Check each line of the entries below for the string "image"; copy every line where it appears.

** start MATERIAL FOR THIS EXERCISE **

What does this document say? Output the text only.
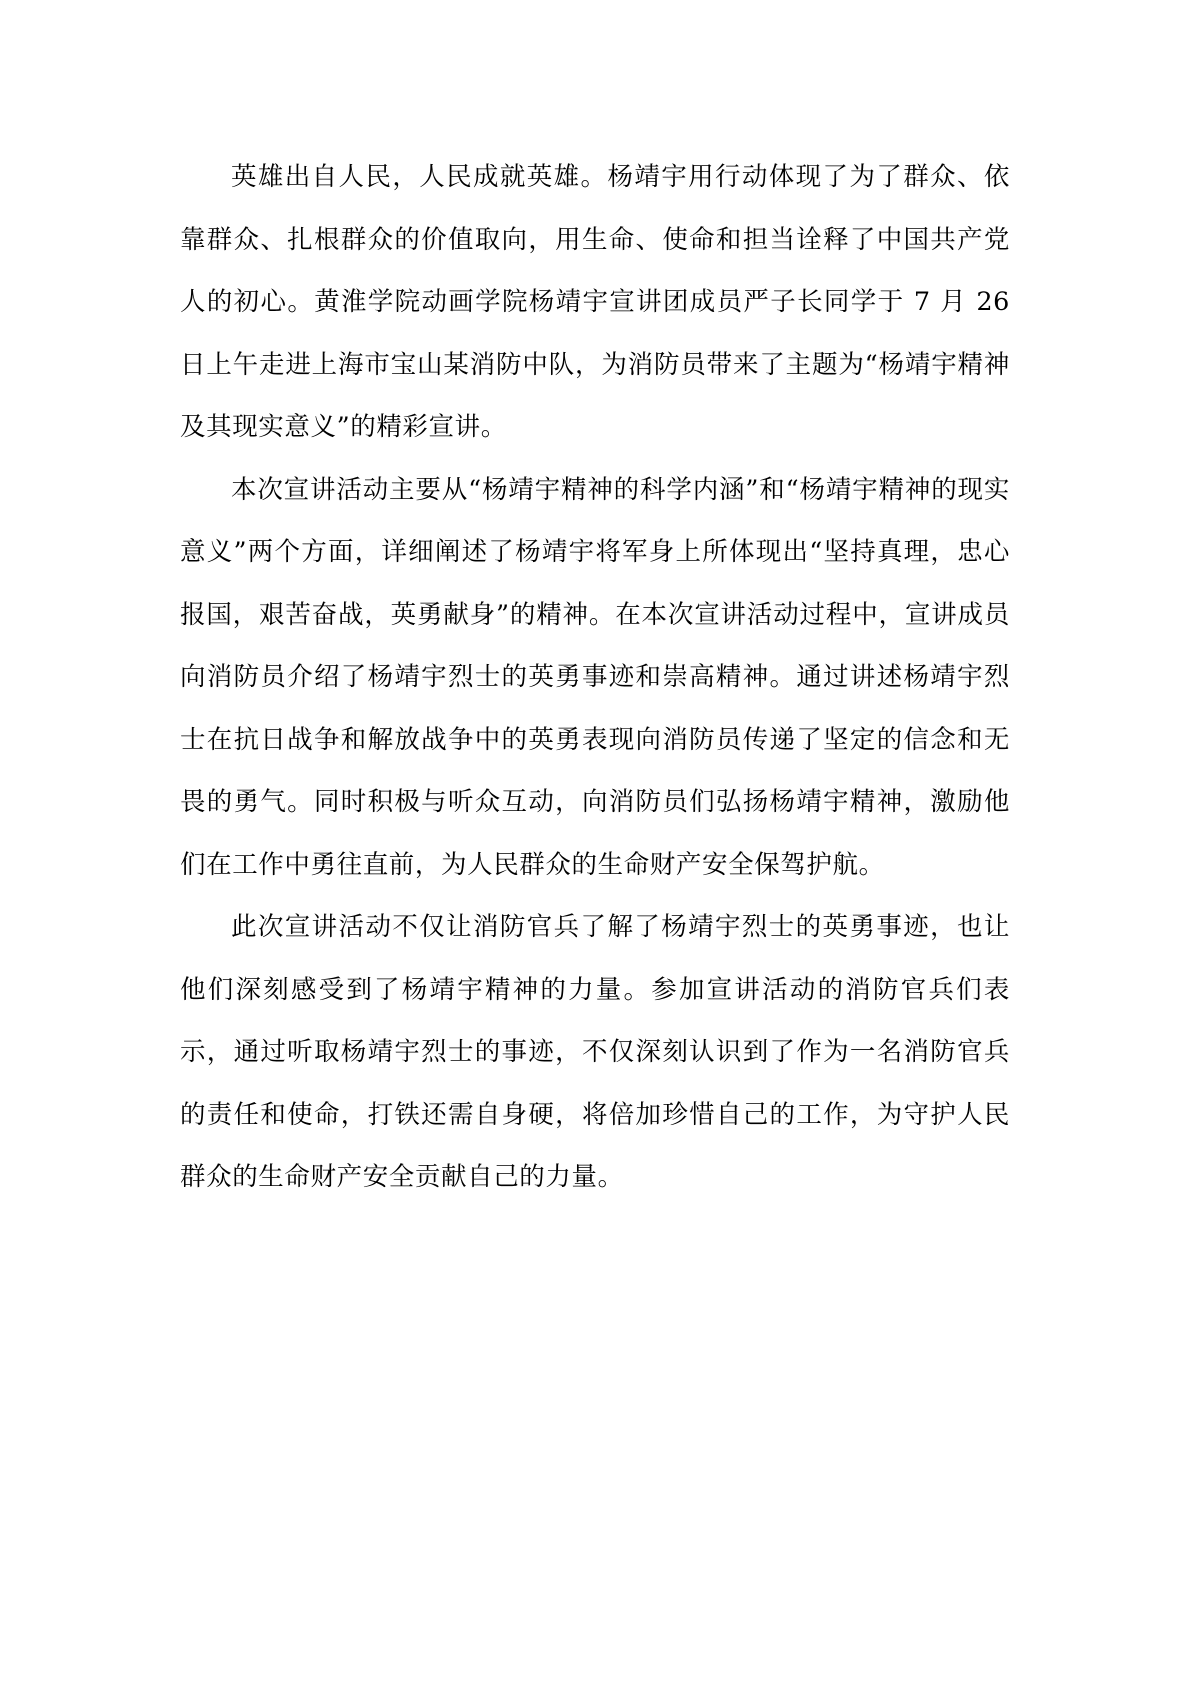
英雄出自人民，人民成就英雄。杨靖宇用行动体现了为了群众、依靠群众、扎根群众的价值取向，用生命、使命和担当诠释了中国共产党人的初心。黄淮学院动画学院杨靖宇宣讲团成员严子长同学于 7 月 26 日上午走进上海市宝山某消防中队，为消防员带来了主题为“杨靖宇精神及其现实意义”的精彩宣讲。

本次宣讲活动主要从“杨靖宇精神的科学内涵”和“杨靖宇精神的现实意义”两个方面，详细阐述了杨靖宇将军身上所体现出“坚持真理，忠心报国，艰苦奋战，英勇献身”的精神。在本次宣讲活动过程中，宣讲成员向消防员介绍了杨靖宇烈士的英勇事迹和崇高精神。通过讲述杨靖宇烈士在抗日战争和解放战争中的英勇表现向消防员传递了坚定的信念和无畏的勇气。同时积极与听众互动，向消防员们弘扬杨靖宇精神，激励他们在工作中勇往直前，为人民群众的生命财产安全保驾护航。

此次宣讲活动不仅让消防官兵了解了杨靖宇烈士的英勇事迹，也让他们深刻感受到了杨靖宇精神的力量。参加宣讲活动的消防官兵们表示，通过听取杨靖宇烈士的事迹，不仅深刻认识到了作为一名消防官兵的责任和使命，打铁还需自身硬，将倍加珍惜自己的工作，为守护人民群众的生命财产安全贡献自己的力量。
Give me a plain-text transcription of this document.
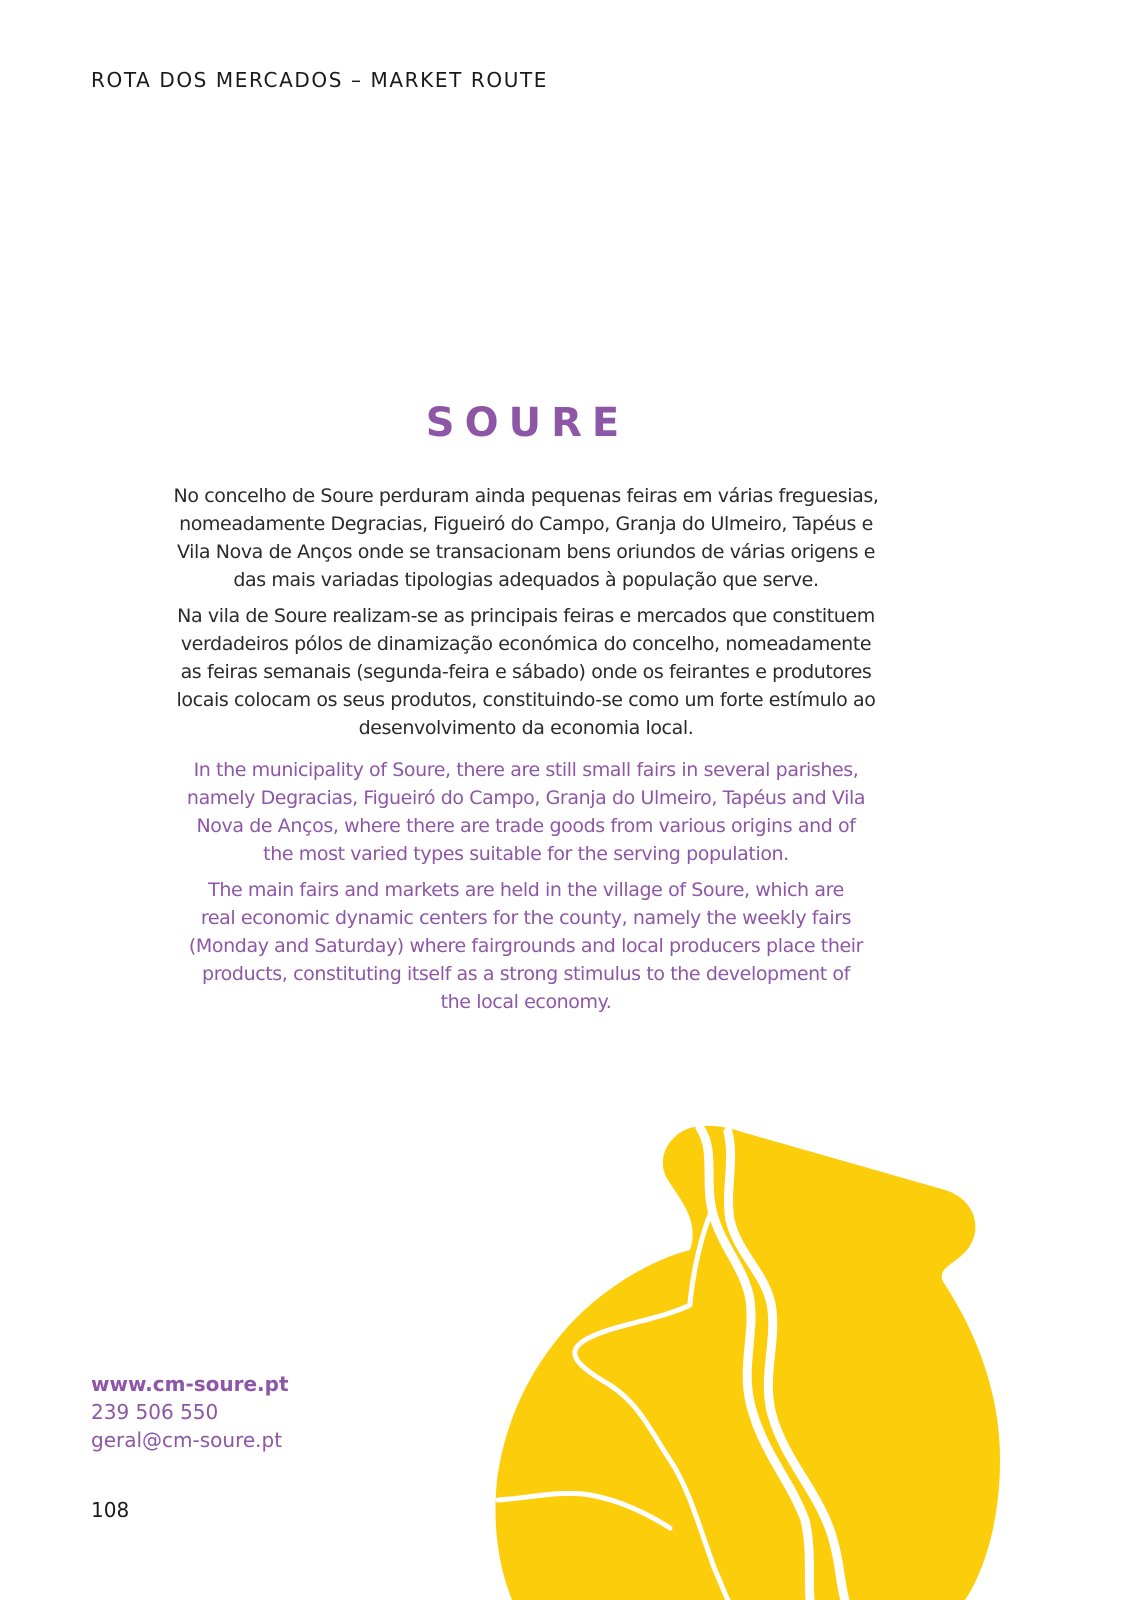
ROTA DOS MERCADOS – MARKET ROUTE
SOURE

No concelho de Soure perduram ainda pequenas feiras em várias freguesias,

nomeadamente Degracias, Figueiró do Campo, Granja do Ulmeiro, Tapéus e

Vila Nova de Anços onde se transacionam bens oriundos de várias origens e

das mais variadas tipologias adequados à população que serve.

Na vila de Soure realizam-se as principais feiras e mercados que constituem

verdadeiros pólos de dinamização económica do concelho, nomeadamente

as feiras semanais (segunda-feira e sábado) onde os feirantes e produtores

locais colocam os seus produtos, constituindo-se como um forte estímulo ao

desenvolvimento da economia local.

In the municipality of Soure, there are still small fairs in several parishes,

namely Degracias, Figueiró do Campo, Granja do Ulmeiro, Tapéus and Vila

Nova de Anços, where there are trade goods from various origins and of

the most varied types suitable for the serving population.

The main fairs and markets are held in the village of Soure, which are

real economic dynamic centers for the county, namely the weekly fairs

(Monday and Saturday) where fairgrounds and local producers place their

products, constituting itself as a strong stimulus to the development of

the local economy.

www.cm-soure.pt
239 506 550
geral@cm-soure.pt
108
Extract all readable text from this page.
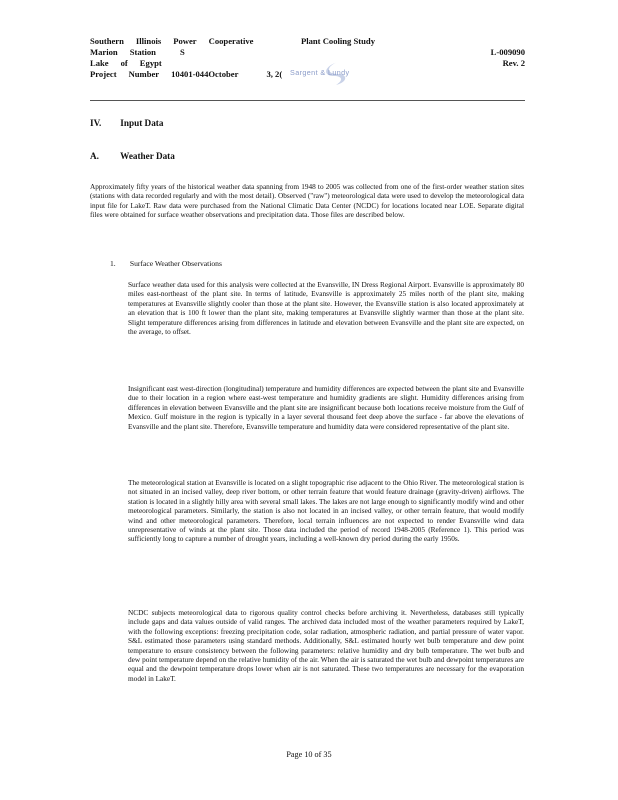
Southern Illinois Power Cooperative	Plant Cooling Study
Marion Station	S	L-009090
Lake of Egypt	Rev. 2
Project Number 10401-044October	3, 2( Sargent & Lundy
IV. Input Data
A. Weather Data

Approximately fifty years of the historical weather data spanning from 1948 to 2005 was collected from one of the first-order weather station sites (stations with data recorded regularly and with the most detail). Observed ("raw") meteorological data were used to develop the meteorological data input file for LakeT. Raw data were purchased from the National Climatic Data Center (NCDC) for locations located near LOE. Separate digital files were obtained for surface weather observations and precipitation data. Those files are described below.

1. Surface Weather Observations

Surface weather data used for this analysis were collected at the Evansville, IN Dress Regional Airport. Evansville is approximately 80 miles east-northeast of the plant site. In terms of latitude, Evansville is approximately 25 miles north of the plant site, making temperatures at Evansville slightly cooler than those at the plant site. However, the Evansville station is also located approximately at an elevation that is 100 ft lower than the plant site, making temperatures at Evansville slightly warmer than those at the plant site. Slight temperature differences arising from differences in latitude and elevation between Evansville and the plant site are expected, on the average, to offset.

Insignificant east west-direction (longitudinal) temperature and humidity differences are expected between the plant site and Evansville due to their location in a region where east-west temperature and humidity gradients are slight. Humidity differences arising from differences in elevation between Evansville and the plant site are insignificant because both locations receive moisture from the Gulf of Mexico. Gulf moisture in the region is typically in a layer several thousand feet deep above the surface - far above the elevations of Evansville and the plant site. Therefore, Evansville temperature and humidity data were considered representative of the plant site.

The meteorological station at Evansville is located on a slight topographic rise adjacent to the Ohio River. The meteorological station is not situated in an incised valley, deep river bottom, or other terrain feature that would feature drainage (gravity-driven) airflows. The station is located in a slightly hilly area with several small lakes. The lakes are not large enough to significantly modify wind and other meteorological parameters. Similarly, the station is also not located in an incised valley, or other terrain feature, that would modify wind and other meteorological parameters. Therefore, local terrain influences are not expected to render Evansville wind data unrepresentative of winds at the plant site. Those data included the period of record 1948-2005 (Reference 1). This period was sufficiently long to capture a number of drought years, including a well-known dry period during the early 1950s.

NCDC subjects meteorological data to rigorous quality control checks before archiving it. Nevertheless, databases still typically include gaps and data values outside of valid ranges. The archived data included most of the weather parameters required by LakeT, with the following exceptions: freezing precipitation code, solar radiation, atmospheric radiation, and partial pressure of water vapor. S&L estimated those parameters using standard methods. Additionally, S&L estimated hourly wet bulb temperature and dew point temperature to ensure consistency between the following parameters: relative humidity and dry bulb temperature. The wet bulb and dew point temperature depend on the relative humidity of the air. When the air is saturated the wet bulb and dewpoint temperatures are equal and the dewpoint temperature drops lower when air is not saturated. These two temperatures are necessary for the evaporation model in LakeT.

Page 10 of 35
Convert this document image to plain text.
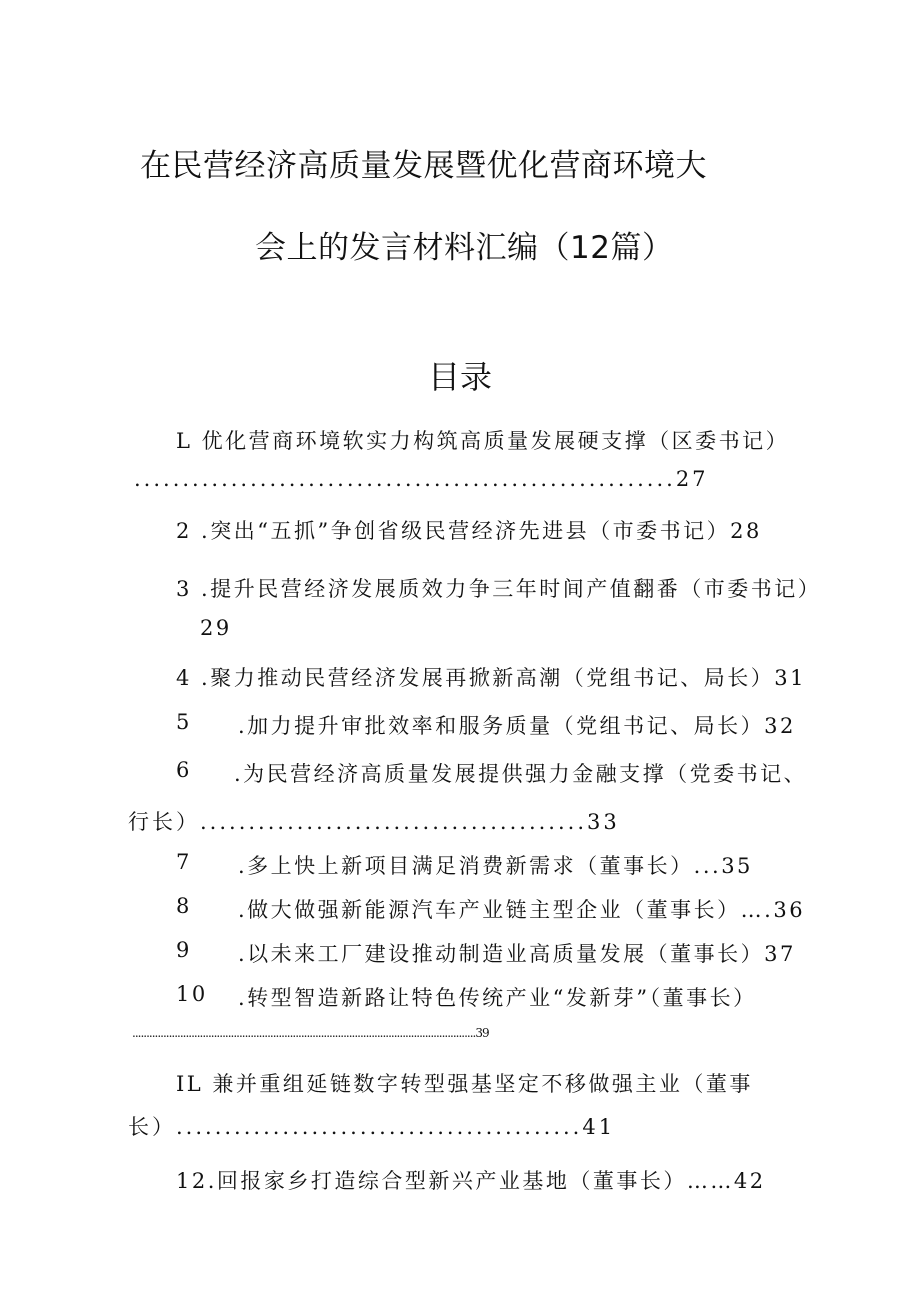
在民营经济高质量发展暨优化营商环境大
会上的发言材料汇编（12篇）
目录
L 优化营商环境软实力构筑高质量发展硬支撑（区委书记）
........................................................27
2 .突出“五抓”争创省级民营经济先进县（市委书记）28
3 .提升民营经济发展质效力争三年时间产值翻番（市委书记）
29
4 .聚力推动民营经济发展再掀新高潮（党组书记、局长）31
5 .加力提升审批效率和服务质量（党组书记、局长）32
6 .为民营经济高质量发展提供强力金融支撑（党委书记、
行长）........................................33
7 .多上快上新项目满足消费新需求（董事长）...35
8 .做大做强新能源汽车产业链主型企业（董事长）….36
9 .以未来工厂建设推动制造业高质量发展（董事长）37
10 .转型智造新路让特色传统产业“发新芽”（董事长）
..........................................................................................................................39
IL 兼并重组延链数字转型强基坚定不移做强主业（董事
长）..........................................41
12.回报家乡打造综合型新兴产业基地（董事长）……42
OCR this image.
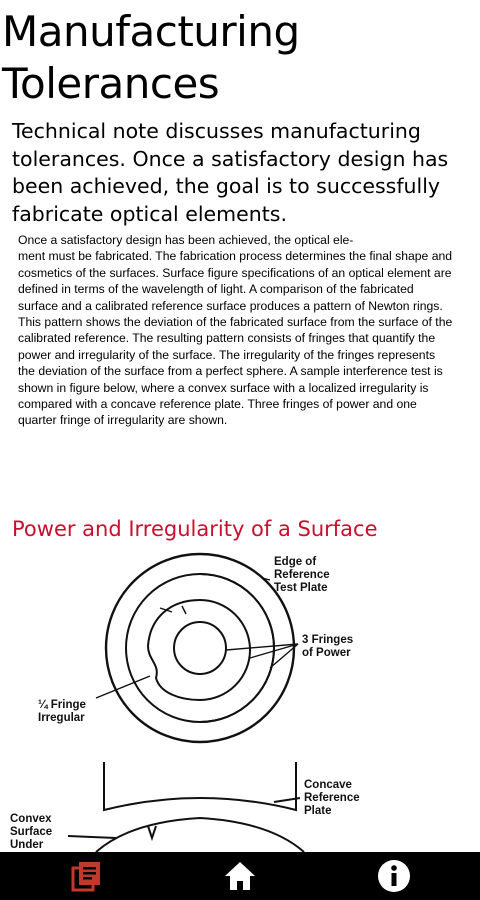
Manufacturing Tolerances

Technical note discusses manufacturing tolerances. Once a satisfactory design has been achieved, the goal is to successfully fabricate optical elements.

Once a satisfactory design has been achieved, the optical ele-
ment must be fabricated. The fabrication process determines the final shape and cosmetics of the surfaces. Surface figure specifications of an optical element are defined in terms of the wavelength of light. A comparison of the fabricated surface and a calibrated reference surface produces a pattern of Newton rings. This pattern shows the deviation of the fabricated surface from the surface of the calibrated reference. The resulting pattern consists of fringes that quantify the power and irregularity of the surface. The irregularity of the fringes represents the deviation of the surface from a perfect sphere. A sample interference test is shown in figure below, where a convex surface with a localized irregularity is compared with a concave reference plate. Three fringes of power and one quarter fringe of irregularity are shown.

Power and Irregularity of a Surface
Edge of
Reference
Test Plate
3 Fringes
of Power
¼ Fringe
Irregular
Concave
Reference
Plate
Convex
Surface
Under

** end MATERIAL FOR THIS EXERCISE **

• [FULL SOLUTION]
Convert this document image to plain text.
OCR this image.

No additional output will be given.